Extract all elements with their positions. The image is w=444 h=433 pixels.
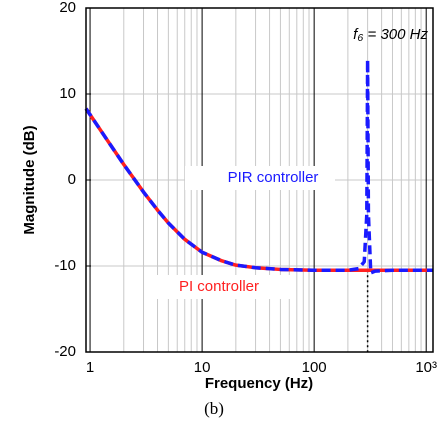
x-axis-label: Frequency (Hz) — [205, 375, 313, 392]
y-tick-label: -10 — [54, 257, 76, 274]
annotation: f₆ = 300 Hz — [353, 26, 428, 43]
legend-label: PIR controller — [228, 169, 319, 186]
y-tick-label: 10 — [59, 85, 76, 102]
y-axis-label: Magnitude (dB) — [21, 125, 38, 234]
caption: (b) — [204, 399, 224, 418]
x-tick-label: 10³ — [415, 359, 437, 376]
series-line — [84, 57, 433, 275]
x-tick-label: 10 — [194, 359, 211, 376]
y-tick-label: 20 — [59, 0, 76, 16]
x-tick-label: 1 — [86, 359, 94, 376]
label-bg — [185, 166, 335, 190]
y-tick-label: 0 — [68, 171, 76, 188]
legend-label: PI controller — [179, 278, 259, 295]
x-tick-label: 100 — [302, 359, 327, 376]
y-tick-label: -20 — [54, 343, 76, 360]
plot-frame — [85, 7, 434, 353]
label-bg — [150, 275, 290, 299]
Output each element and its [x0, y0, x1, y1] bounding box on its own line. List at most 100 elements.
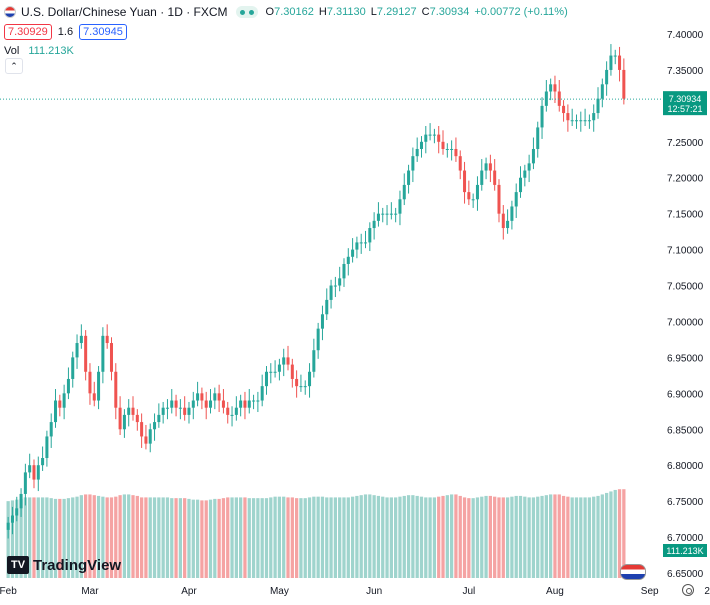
candle-body[interactable] — [523, 170, 527, 178]
candle-body[interactable] — [105, 335, 109, 344]
candle-body[interactable] — [424, 134, 428, 142]
candle-body[interactable] — [316, 328, 320, 351]
candle-body[interactable] — [368, 228, 372, 243]
candle-body[interactable] — [161, 407, 165, 415]
candle-body[interactable] — [402, 184, 406, 200]
candle-body[interactable] — [411, 156, 415, 171]
collapse-legend-button[interactable]: ⌃ — [5, 58, 23, 74]
candle-body[interactable] — [32, 465, 36, 480]
candle-body[interactable] — [312, 350, 316, 372]
candle-body[interactable] — [165, 407, 169, 409]
candle-body[interactable] — [75, 343, 79, 358]
candle-body[interactable] — [183, 407, 187, 415]
candle-body[interactable] — [514, 192, 518, 207]
candle-body[interactable] — [88, 371, 92, 394]
candle-body[interactable] — [36, 465, 40, 480]
candle-body[interactable] — [264, 371, 268, 387]
candle-body[interactable] — [562, 105, 566, 114]
candle-body[interactable] — [45, 436, 49, 459]
candle-body[interactable] — [295, 378, 299, 387]
candle-body[interactable] — [381, 213, 385, 215]
candle-body[interactable] — [170, 400, 174, 408]
candle-body[interactable] — [320, 314, 324, 329]
candle-body[interactable] — [135, 414, 139, 423]
candle-body[interactable] — [221, 400, 225, 408]
candle-body[interactable] — [501, 213, 505, 229]
candle-body[interactable] — [260, 386, 264, 401]
candle-body[interactable] — [359, 242, 363, 244]
candle-body[interactable] — [49, 422, 53, 437]
candle-body[interactable] — [127, 407, 131, 415]
candle-body[interactable] — [342, 263, 346, 279]
candle-body[interactable] — [488, 163, 492, 171]
candle-body[interactable] — [282, 357, 286, 365]
candle-body[interactable] — [432, 134, 436, 136]
candle-body[interactable] — [475, 184, 479, 200]
candle-body[interactable] — [407, 170, 411, 185]
candle-body[interactable] — [273, 371, 277, 373]
candle-body[interactable] — [531, 148, 535, 164]
candle-body[interactable] — [329, 285, 333, 300]
candle-body[interactable] — [583, 120, 587, 122]
candle-body[interactable] — [510, 206, 514, 221]
candle-body[interactable] — [71, 357, 75, 379]
ask-price-box[interactable]: 7.30945 — [79, 24, 127, 40]
candle-body[interactable] — [144, 436, 148, 444]
candle-body[interactable] — [247, 400, 251, 408]
candle-body[interactable] — [23, 472, 27, 494]
candle-body[interactable] — [346, 256, 350, 264]
candle-body[interactable] — [566, 113, 570, 121]
candle-body[interactable] — [450, 148, 454, 150]
candle-body[interactable] — [109, 343, 113, 372]
us-flag-icon[interactable] — [620, 564, 646, 580]
candle-body[interactable] — [398, 199, 402, 214]
candle-body[interactable] — [596, 98, 600, 114]
candle-body[interactable] — [54, 400, 58, 423]
candle-body[interactable] — [333, 285, 337, 287]
candle-body[interactable] — [376, 213, 380, 221]
candle-body[interactable] — [394, 213, 398, 215]
candle-body[interactable] — [234, 407, 238, 415]
candle-body[interactable] — [527, 163, 531, 171]
candle-body[interactable] — [209, 400, 213, 408]
candle-body[interactable] — [6, 522, 10, 530]
candle-body[interactable] — [497, 184, 501, 214]
candle-body[interactable] — [574, 120, 578, 122]
candle-body[interactable] — [364, 242, 368, 244]
candle-body[interactable] — [308, 371, 312, 387]
candle-body[interactable] — [58, 400, 62, 408]
candle-body[interactable] — [549, 84, 553, 92]
candle-body[interactable] — [609, 55, 613, 70]
candle-body[interactable] — [445, 148, 449, 150]
gear-icon[interactable] — [682, 584, 694, 596]
candle-body[interactable] — [437, 134, 441, 142]
candle-body[interactable] — [204, 400, 208, 408]
candle-body[interactable] — [299, 386, 303, 388]
candle-body[interactable] — [325, 299, 329, 315]
candle-body[interactable] — [385, 213, 389, 215]
candle-body[interactable] — [217, 393, 221, 401]
candle-body[interactable] — [467, 192, 471, 200]
candle-body[interactable] — [303, 386, 307, 388]
candle-body[interactable] — [230, 414, 234, 416]
candle-body[interactable] — [66, 378, 70, 394]
candle-body[interactable] — [62, 393, 66, 408]
candle-body[interactable] — [557, 91, 561, 106]
candle-body[interactable] — [79, 335, 83, 344]
candle-body[interactable] — [97, 371, 101, 401]
candle-body[interactable] — [122, 414, 126, 430]
candle-body[interactable] — [286, 357, 290, 365]
candle-body[interactable] — [10, 515, 14, 523]
candle-body[interactable] — [196, 393, 200, 401]
candle-body[interactable] — [613, 55, 617, 57]
candle-body[interactable] — [600, 84, 604, 99]
candle-body[interactable] — [458, 156, 462, 171]
candle-body[interactable] — [415, 148, 419, 157]
candle-body[interactable] — [118, 407, 122, 430]
candle-body[interactable] — [114, 371, 118, 408]
last-price-label-box[interactable] — [663, 91, 707, 116]
candle-body[interactable] — [579, 120, 583, 122]
candle-body[interactable] — [463, 170, 467, 193]
candle-body[interactable] — [92, 393, 96, 401]
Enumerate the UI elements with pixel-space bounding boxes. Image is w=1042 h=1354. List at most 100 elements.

■ EXERCISE ■
Arrange the whole listing above as a Markdown table with two columns, Row and Line. Give each line its own numbered row, skip blank lines, and leave the pictures out.

■ RESPONSE ■
| Row | Line |
|---|---|
| 1 | Extract all elements with their positions. The image is w=444 h=433 pixels. |
| 2 | x-axis-label: Frequency (Hz) — [205, 375, 313, 392] |
| 3 | y-tick-label: -10 — [54, 257, 76, 274] |
| 4 | annotation: f₆ = 300 Hz — [353, 26, 428, 43] |
| 5 | legend-label: PIR controller — [228, 169, 319, 186] |
| 6 | y-tick-label: 10 — [59, 85, 76, 102] |
| 7 | y-axis-label: Magnitude (dB) — [21, 125, 38, 234] |
| 8 | caption: (b) — [204, 399, 224, 418] |
| 9 | x-tick-label: 10³ — [415, 359, 437, 376] |
| 10 | series-line — [84, 57, 433, 275] |
| 11 | x-tick-label: 10 — [194, 359, 211, 376] |
| 12 | y-tick-label: 20 — [59, 0, 76, 16] |
| 13 | x-tick-label: 1 — [86, 359, 94, 376] |
| 14 | label-bg — [185, 166, 335, 190] |
| 15 | y-tick-label: 0 — [68, 171, 76, 188] |
| 16 | legend-label: PI controller — [179, 278, 259, 295] |
| 17 | x-tick-label: 100 — [302, 359, 327, 376] |
| 18 | y-tick-label: -20 — [54, 343, 76, 360] |
| 19 | plot-frame — [85, 7, 434, 353] |
| 20 | label-bg — [150, 275, 290, 299] |
| 21 | Output each element and its [x0, y0, x1, y1] bounding box on its own line. List at most 100 elements. |
| 22 | candle-body[interactable] — [523, 170, 527, 178] |
| 23 | candle-body[interactable] — [105, 335, 109, 344] |
| 24 | candle-body[interactable] — [424, 134, 428, 142] |
| 25 | candle-body[interactable] — [316, 328, 320, 351] |
| 26 | candle-body[interactable] — [368, 228, 372, 243] |
| 27 | candle-body[interactable] — [161, 407, 165, 415] |
| 28 | candle-body[interactable] — [402, 184, 406, 200] |
| 29 | candle-body[interactable] — [411, 156, 415, 171] |
| 30 | collapse-legend-button[interactable]: ⌃ — [5, 58, 23, 74] |
| 31 | candle-body[interactable] — [32, 465, 36, 480] |
| 32 | candle-body[interactable] — [312, 350, 316, 372] |
| 33 | candle-body[interactable] — [165, 407, 169, 409] |
| 34 | candle-body[interactable] — [75, 343, 79, 358] |
| 35 | candle-body[interactable] — [183, 407, 187, 415] |
| 36 | candle-body[interactable] — [514, 192, 518, 207] |
| 37 | candle-body[interactable] — [88, 371, 92, 394] |
| 38 | candle-body[interactable] — [36, 465, 40, 480] |
| 39 | candle-body[interactable] — [264, 371, 268, 387] |
| 40 | candle-body[interactable] — [562, 105, 566, 114] |
| 41 | candle-body[interactable] — [45, 436, 49, 459] |
| 42 | candle-body[interactable] — [295, 378, 299, 387] |
| 43 | candle-body[interactable] — [381, 213, 385, 215] |
| 44 | candle-body[interactable] — [170, 400, 174, 408] |
| 45 | candle-body[interactable] — [320, 314, 324, 329] |
| 46 | candle-body[interactable] — [135, 414, 139, 423] |
| 47 | candle-body[interactable] — [221, 400, 225, 408] |
| 48 | candle-body[interactable] — [501, 213, 505, 229] |
| 49 | candle-body[interactable] — [260, 386, 264, 401] |
| 50 | candle-body[interactable] — [359, 242, 363, 244] |
| 51 | candle-body[interactable] — [49, 422, 53, 437] |
| 52 | candle-body[interactable] — [127, 407, 131, 415] |
| 53 | candle-body[interactable] — [342, 263, 346, 279] |
| 54 | candle-body[interactable] — [488, 163, 492, 171] |
| 55 | candle-body[interactable] — [282, 357, 286, 365] |
| 56 | candle-body[interactable] — [432, 134, 436, 136] |
| 57 | candle-body[interactable] — [475, 184, 479, 200] |
| 58 | candle-body[interactable] — [407, 170, 411, 185] |
| 59 | candle-body[interactable] — [273, 371, 277, 373] |
| 60 | candle-body[interactable] — [531, 148, 535, 164] |
| 61 | candle-body[interactable] — [329, 285, 333, 300] |
| 62 | candle-body[interactable] — [583, 120, 587, 122] |
| 63 | candle-body[interactable] — [510, 206, 514, 221] |
| 64 | candle-body[interactable] — [71, 357, 75, 379] |
| 65 | ask-price-box[interactable]: 7.30945 — [79, 24, 127, 40] |
| 66 | candle-body[interactable] — [144, 436, 148, 444] |
| 67 | candle-body[interactable] — [247, 400, 251, 408] |
| 68 | candle-body[interactable] — [23, 472, 27, 494] |
| 69 | candle-body[interactable] — [346, 256, 350, 264] |
| 70 | candle-body[interactable] — [566, 113, 570, 121] |
| 71 | candle-body[interactable] — [450, 148, 454, 150] |
| 72 | candle-body[interactable] — [109, 343, 113, 372] |
| 73 | us-flag-icon[interactable] — [620, 564, 646, 580] |
| 74 | candle-body[interactable] — [398, 199, 402, 214] |
| 75 | candle-body[interactable] — [596, 98, 600, 114] |
| 76 | candle-body[interactable] — [54, 400, 58, 423] |
| 77 | candle-body[interactable] — [333, 285, 337, 287] |
| 78 | candle-body[interactable] — [376, 213, 380, 221] |
| 79 | candle-body[interactable] — [394, 213, 398, 215] |
| 80 | candle-body[interactable] — [234, 407, 238, 415] |
| 81 | candle-body[interactable] — [527, 163, 531, 171] |
| 82 | candle-body[interactable] — [209, 400, 213, 408] |
| 83 | candle-body[interactable] — [6, 522, 10, 530] |
| 84 | candle-body[interactable] — [497, 184, 501, 214] |
| 85 | candle-body[interactable] — [574, 120, 578, 122] |
| 86 | candle-body[interactable] — [364, 242, 368, 244] |
| 87 | candle-body[interactable] — [308, 371, 312, 387] |
| 88 | candle-body[interactable] — [58, 400, 62, 408] |
| 89 | candle-body[interactable] — [549, 84, 553, 92] |
| 90 | candle-body[interactable] — [609, 55, 613, 70] |
| 91 | candle-body[interactable] — [445, 148, 449, 150] |
| 92 | gear-icon[interactable] — [682, 584, 694, 596] |
| 93 | candle-body[interactable] — [437, 134, 441, 142] |
| 94 | candle-body[interactable] — [204, 400, 208, 408] |
| 95 | candle-body[interactable] — [299, 386, 303, 388] |
| 96 | candle-body[interactable] — [325, 299, 329, 315] |
| 97 | candle-body[interactable] — [385, 213, 389, 215] |
| 98 | candle-body[interactable] — [217, 393, 221, 401] |
| 99 | candle-body[interactable] — [467, 192, 471, 200] |
| 100 | candle-body[interactable] — [303, 386, 307, 388] |
| 101 | candle-body[interactable] — [230, 414, 234, 416] |
| 102 | candle-body[interactable] — [66, 378, 70, 394] |
| 103 | candle-body[interactable] — [62, 393, 66, 408] |
| 104 | candle-body[interactable] — [557, 91, 561, 106] |
| 105 | candle-body[interactable] — [79, 335, 83, 344] |
| 106 | candle-body[interactable] — [97, 371, 101, 401] |
| 107 | candle-body[interactable] — [122, 414, 126, 430] |
| 108 | candle-body[interactable] — [286, 357, 290, 365] |
| 109 | candle-body[interactable] — [10, 515, 14, 523] |
| 110 | candle-body[interactable] — [196, 393, 200, 401] |
| 111 | candle-body[interactable] — [613, 55, 617, 57] |
| 112 | candle-body[interactable] — [600, 84, 604, 99] |
| 113 | candle-body[interactable] — [458, 156, 462, 171] |
| 114 | candle-body[interactable] — [415, 148, 419, 157] |
| 115 | candle-body[interactable] — [118, 407, 122, 430] |
| 116 | candle-body[interactable] — [114, 371, 118, 408] |
| 117 | last-price-label-box[interactable] — [663, 91, 707, 116] |
| 118 | candle-body[interactable] — [579, 120, 583, 122] |
| 119 | candle-body[interactable] — [463, 170, 467, 193] |
| 120 | candle-body[interactable] — [92, 393, 96, 401] |
| 121 | Enumerate the UI elements with pixel-space bounding boxes. Image is w=1042 h=1354. List at most 100 elements. |